### Directions
Return each line containing "JSON".

Records that describe figures:
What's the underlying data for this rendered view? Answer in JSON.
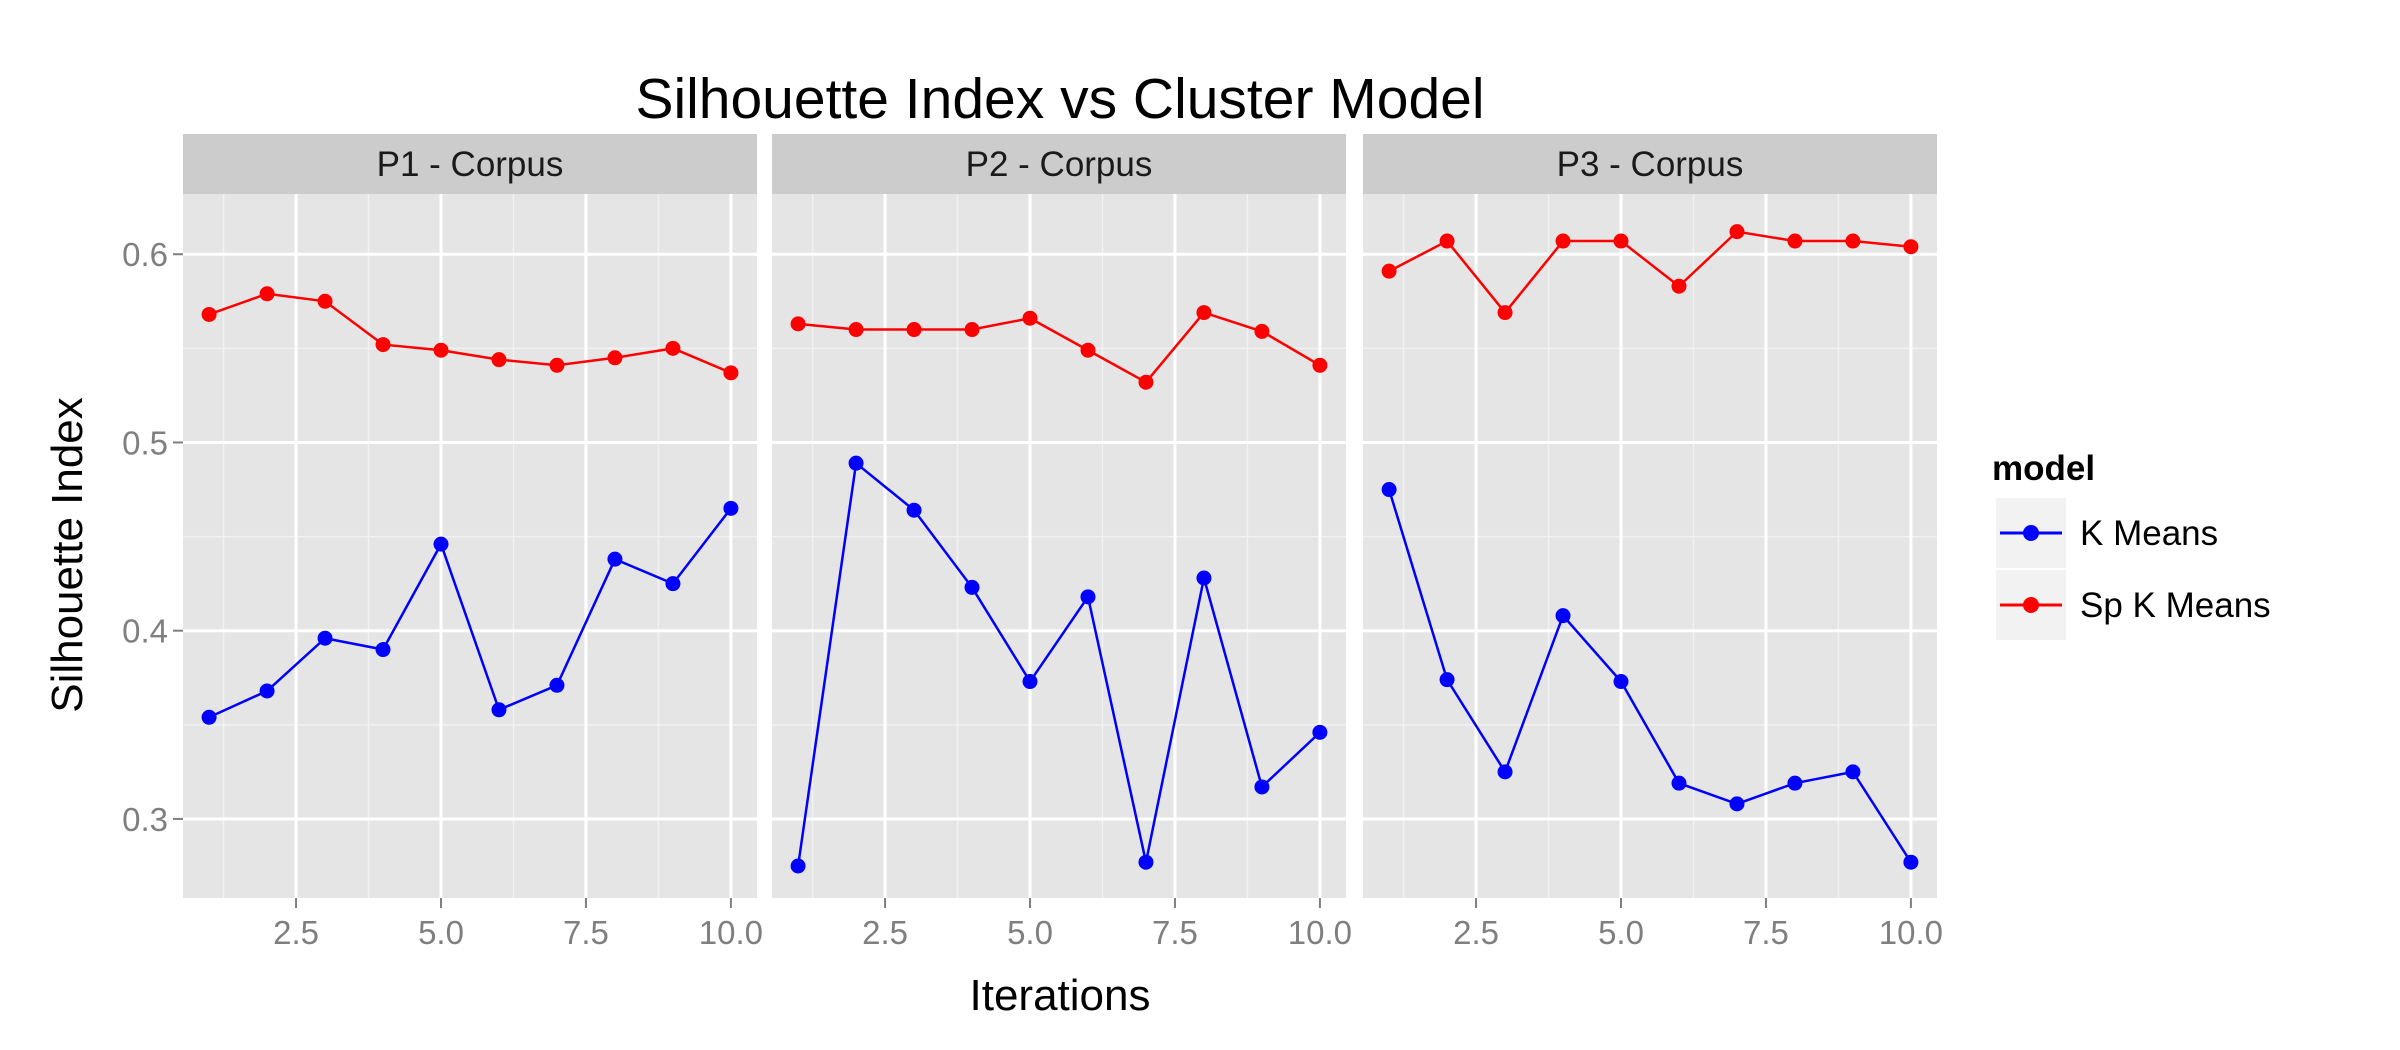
{
  "chart_data": {
    "type": "line",
    "title": "Silhouette Index  vs Cluster Model",
    "xlabel": "Iterations",
    "ylabel": "Silhouette Index",
    "x": [
      1,
      2,
      3,
      4,
      5,
      6,
      7,
      8,
      9,
      10
    ],
    "xlim": [
      0.55,
      10.45
    ],
    "ylim": [
      0.258,
      0.632
    ],
    "x_ticks": [
      2.5,
      5.0,
      7.5,
      10.0
    ],
    "x_tick_labels": [
      "2.5",
      "5.0",
      "7.5",
      "10.0"
    ],
    "y_ticks": [
      0.3,
      0.4,
      0.5,
      0.6
    ],
    "y_tick_labels": [
      "0.3",
      "0.4",
      "0.5",
      "0.6"
    ],
    "grid": true,
    "legend": {
      "title": "model",
      "position": "right",
      "entries": [
        {
          "label": "K Means",
          "color": "#0000FF"
        },
        {
          "label": "Sp K Means",
          "color": "#FF0000"
        }
      ]
    },
    "panels": [
      {
        "label": "P1 - Corpus",
        "series": [
          {
            "name": "K Means",
            "color": "#0000FF",
            "values": [
              0.354,
              0.368,
              0.396,
              0.39,
              0.446,
              0.358,
              0.371,
              0.438,
              0.425,
              0.465
            ]
          },
          {
            "name": "Sp K Means",
            "color": "#FF0000",
            "values": [
              0.568,
              0.579,
              0.575,
              0.552,
              0.549,
              0.544,
              0.541,
              0.545,
              0.55,
              0.537
            ]
          }
        ]
      },
      {
        "label": "P2 - Corpus",
        "series": [
          {
            "name": "K Means",
            "color": "#0000FF",
            "values": [
              0.275,
              0.489,
              0.464,
              0.423,
              0.373,
              0.418,
              0.277,
              0.428,
              0.317,
              0.346
            ]
          },
          {
            "name": "Sp K Means",
            "color": "#FF0000",
            "values": [
              0.563,
              0.56,
              0.56,
              0.56,
              0.566,
              0.549,
              0.532,
              0.569,
              0.559,
              0.541
            ]
          }
        ]
      },
      {
        "label": "P3 - Corpus",
        "series": [
          {
            "name": "K Means",
            "color": "#0000FF",
            "values": [
              0.475,
              0.374,
              0.325,
              0.408,
              0.373,
              0.319,
              0.308,
              0.319,
              0.325,
              0.277
            ]
          },
          {
            "name": "Sp K Means",
            "color": "#FF0000",
            "values": [
              0.591,
              0.607,
              0.569,
              0.607,
              0.607,
              0.583,
              0.612,
              0.607,
              0.607,
              0.604
            ]
          }
        ]
      }
    ]
  }
}
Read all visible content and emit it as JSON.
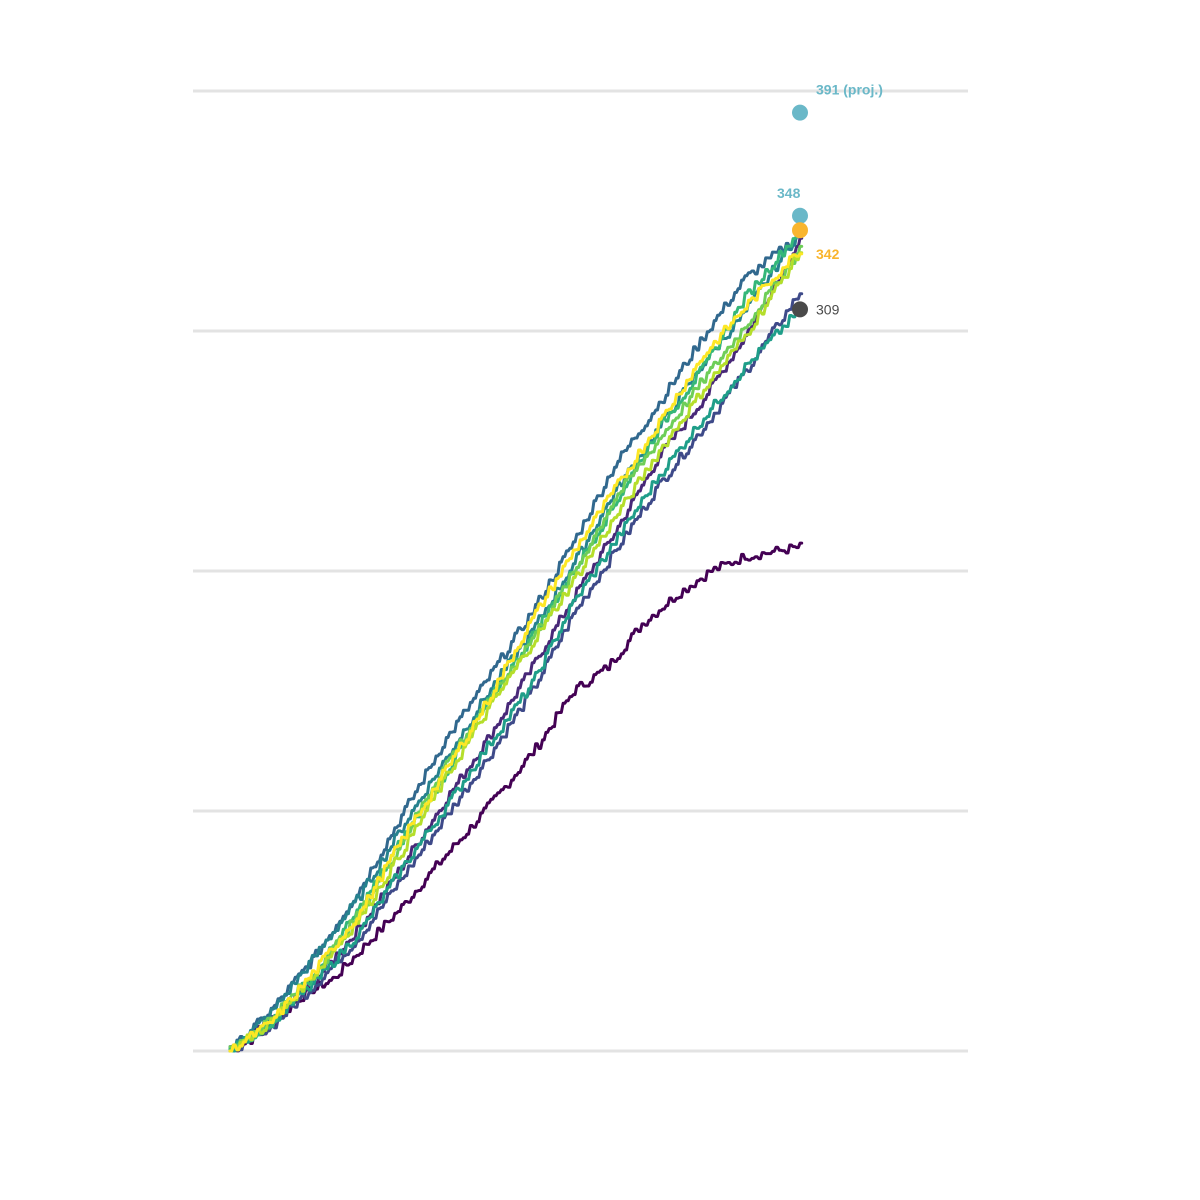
{
  "chart_data": {
    "type": "line",
    "title": "",
    "xlabel": "",
    "ylabel": "",
    "xlim": [
      0,
      166
    ],
    "ylim": [
      0,
      400
    ],
    "grid": true,
    "y_gridlines": [
      0,
      100,
      200,
      300,
      400
    ],
    "legend": "none",
    "series": [
      {
        "color": "#440154",
        "slope": 0.88,
        "noise": 3,
        "points": [
          [
            0,
            0
          ],
          [
            10,
            10
          ],
          [
            20,
            30
          ],
          [
            30,
            38
          ],
          [
            40,
            55
          ],
          [
            50,
            72
          ],
          [
            60,
            90
          ],
          [
            70,
            108
          ],
          [
            80,
            130
          ],
          [
            90,
            148
          ],
          [
            100,
            165
          ],
          [
            110,
            178
          ],
          [
            120,
            198
          ],
          [
            130,
            212
          ],
          [
            140,
            228
          ],
          [
            150,
            240
          ],
          [
            166,
            210
          ]
        ]
      },
      {
        "color": "#482878",
        "points": [
          [
            0,
            0
          ],
          [
            12,
            13
          ],
          [
            25,
            30
          ],
          [
            38,
            52
          ],
          [
            50,
            77
          ],
          [
            62,
            103
          ],
          [
            75,
            130
          ],
          [
            88,
            160
          ],
          [
            100,
            189
          ],
          [
            112,
            216
          ],
          [
            125,
            248
          ],
          [
            138,
            272
          ],
          [
            150,
            298
          ],
          [
            166,
            338
          ]
        ]
      },
      {
        "color": "#3e4a89",
        "points": [
          [
            0,
            0
          ],
          [
            12,
            10
          ],
          [
            25,
            28
          ],
          [
            38,
            48
          ],
          [
            50,
            72
          ],
          [
            62,
            96
          ],
          [
            75,
            122
          ],
          [
            88,
            150
          ],
          [
            100,
            182
          ],
          [
            112,
            208
          ],
          [
            125,
            236
          ],
          [
            138,
            260
          ],
          [
            150,
            283
          ],
          [
            166,
            316
          ]
        ]
      },
      {
        "color": "#31688e",
        "points": [
          [
            0,
            0
          ],
          [
            12,
            17
          ],
          [
            25,
            40
          ],
          [
            38,
            68
          ],
          [
            50,
            98
          ],
          [
            62,
            128
          ],
          [
            75,
            155
          ],
          [
            88,
            183
          ],
          [
            100,
            212
          ],
          [
            112,
            244
          ],
          [
            125,
            270
          ],
          [
            138,
            298
          ],
          [
            150,
            322
          ],
          [
            166,
            340
          ]
        ]
      },
      {
        "color": "#26828e",
        "points": [
          [
            0,
            0
          ],
          [
            12,
            16
          ],
          [
            25,
            40
          ],
          [
            38,
            65
          ],
          [
            50,
            93
          ],
          [
            62,
            120
          ],
          [
            75,
            149
          ],
          [
            88,
            175
          ],
          [
            100,
            203
          ],
          [
            112,
            233
          ],
          [
            125,
            260
          ],
          [
            138,
            287
          ],
          [
            150,
            308
          ],
          [
            166,
            342
          ]
        ]
      },
      {
        "color": "#1f9e89",
        "points": [
          [
            0,
            0
          ],
          [
            12,
            12
          ],
          [
            25,
            29
          ],
          [
            38,
            50
          ],
          [
            50,
            76
          ],
          [
            62,
            100
          ],
          [
            75,
            127
          ],
          [
            88,
            153
          ],
          [
            100,
            187
          ],
          [
            112,
            212
          ],
          [
            125,
            240
          ],
          [
            138,
            264
          ],
          [
            150,
            285
          ],
          [
            166,
            309
          ]
        ]
      },
      {
        "color": "#35b779",
        "points": [
          [
            0,
            0
          ],
          [
            12,
            12
          ],
          [
            25,
            33
          ],
          [
            38,
            60
          ],
          [
            50,
            88
          ],
          [
            62,
            114
          ],
          [
            75,
            145
          ],
          [
            88,
            173
          ],
          [
            100,
            200
          ],
          [
            112,
            228
          ],
          [
            125,
            260
          ],
          [
            138,
            285
          ],
          [
            150,
            314
          ],
          [
            166,
            342
          ]
        ]
      },
      {
        "color": "#6ece58",
        "points": [
          [
            0,
            0
          ],
          [
            12,
            14
          ],
          [
            25,
            33
          ],
          [
            38,
            58
          ],
          [
            50,
            87
          ],
          [
            62,
            118
          ],
          [
            75,
            145
          ],
          [
            88,
            172
          ],
          [
            100,
            199
          ],
          [
            112,
            230
          ],
          [
            125,
            255
          ],
          [
            138,
            280
          ],
          [
            150,
            302
          ],
          [
            166,
            334
          ]
        ]
      },
      {
        "color": "#b5de2b",
        "points": [
          [
            0,
            0
          ],
          [
            12,
            12
          ],
          [
            25,
            33
          ],
          [
            38,
            56
          ],
          [
            50,
            83
          ],
          [
            62,
            112
          ],
          [
            75,
            142
          ],
          [
            88,
            170
          ],
          [
            100,
            196
          ],
          [
            112,
            222
          ],
          [
            125,
            250
          ],
          [
            138,
            276
          ],
          [
            150,
            298
          ],
          [
            166,
            333
          ]
        ]
      },
      {
        "color": "#fde725",
        "points": [
          [
            0,
            0
          ],
          [
            12,
            12
          ],
          [
            25,
            34
          ],
          [
            38,
            58
          ],
          [
            50,
            88
          ],
          [
            62,
            115
          ],
          [
            75,
            146
          ],
          [
            88,
            180
          ],
          [
            100,
            208
          ],
          [
            112,
            234
          ],
          [
            125,
            262
          ],
          [
            138,
            290
          ],
          [
            150,
            310
          ],
          [
            166,
            334
          ]
        ]
      }
    ],
    "callouts": [
      {
        "x": 166,
        "y": 391,
        "label": "391 (proj.)",
        "color": "#6ab8c8",
        "label_pos": "above-right"
      },
      {
        "x": 166,
        "y": 348,
        "label": "348",
        "color": "#6ab8c8",
        "label_pos": "above-left"
      },
      {
        "x": 166,
        "y": 342,
        "label": "342",
        "color": "#f9b52e",
        "label_pos": "below-right"
      },
      {
        "x": 166,
        "y": 309,
        "label": "309",
        "color": "#4a4a4a",
        "label_pos": "right"
      }
    ]
  }
}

### Reply
What's the underlying data for this rendered view? Answer in JSON.
Read all visible content and emit it as JSON.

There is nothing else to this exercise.